Stored dataset items:
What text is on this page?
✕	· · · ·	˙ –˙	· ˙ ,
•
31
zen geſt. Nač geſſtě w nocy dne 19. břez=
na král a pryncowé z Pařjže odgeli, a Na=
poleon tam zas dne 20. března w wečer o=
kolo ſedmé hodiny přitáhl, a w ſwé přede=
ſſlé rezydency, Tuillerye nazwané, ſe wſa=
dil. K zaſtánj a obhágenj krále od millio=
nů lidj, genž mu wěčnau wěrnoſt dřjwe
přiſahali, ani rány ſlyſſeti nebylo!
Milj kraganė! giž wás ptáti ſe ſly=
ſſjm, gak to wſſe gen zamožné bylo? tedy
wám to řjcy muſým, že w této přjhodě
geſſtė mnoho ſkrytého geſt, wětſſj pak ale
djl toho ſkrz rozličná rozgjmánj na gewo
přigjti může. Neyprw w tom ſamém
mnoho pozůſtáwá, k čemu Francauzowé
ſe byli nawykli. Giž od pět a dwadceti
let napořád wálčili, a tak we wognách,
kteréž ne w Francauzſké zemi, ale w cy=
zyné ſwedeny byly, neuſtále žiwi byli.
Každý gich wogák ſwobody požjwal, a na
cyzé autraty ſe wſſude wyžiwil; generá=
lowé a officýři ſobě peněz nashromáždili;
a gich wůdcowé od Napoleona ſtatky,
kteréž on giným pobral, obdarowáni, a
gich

# The exercise
Output the data above exactly, please, line for line.

# Exercise solution
What text is on this page?
✕	· · · ·	˙ –˙	· ˙ ,
•
31
zen geſt. Nač geſſtě w nocy dne 19. břez=
na král a pryncowé z Pařjže odgeli, a Na=
poleon tam zas dne 20. března w wečer o=
kolo ſedmé hodiny přitáhl, a w ſwé přede=
ſſlé rezydency, Tuillerye nazwané, ſe wſa=
dil. K zaſtánj a obhágenj krále od millio=
nů lidj, genž mu wěčnau wěrnoſt dřjwe
přiſahali, ani rány ſlyſſeti nebylo!
Milj kraganė! giž wás ptáti ſe ſly=
ſſjm, gak to wſſe gen zamožné bylo? tedy
wám to řjcy muſým, že w této přjhodě
geſſtė mnoho ſkrytého geſt, wětſſj pak ale
djl toho ſkrz rozličná rozgjmánj na gewo
přigjti může. Neyprw w tom ſamém
mnoho pozůſtáwá, k čemu Francauzowé
ſe byli nawykli. Giž od pět a dwadceti
let napořád wálčili, a tak we wognách,
kteréž ne w Francauzſké zemi, ale w cy=
zyné ſwedeny byly, neuſtále žiwi byli.
Každý gich wogák ſwobody požjwal, a na
cyzé autraty ſe wſſude wyžiwil; generá=
lowé a officýři ſobě peněz nashromáždili;
a gich wůdcowé od Napoleona ſtatky,
kteréž on giným pobral, obdarowáni, a
gich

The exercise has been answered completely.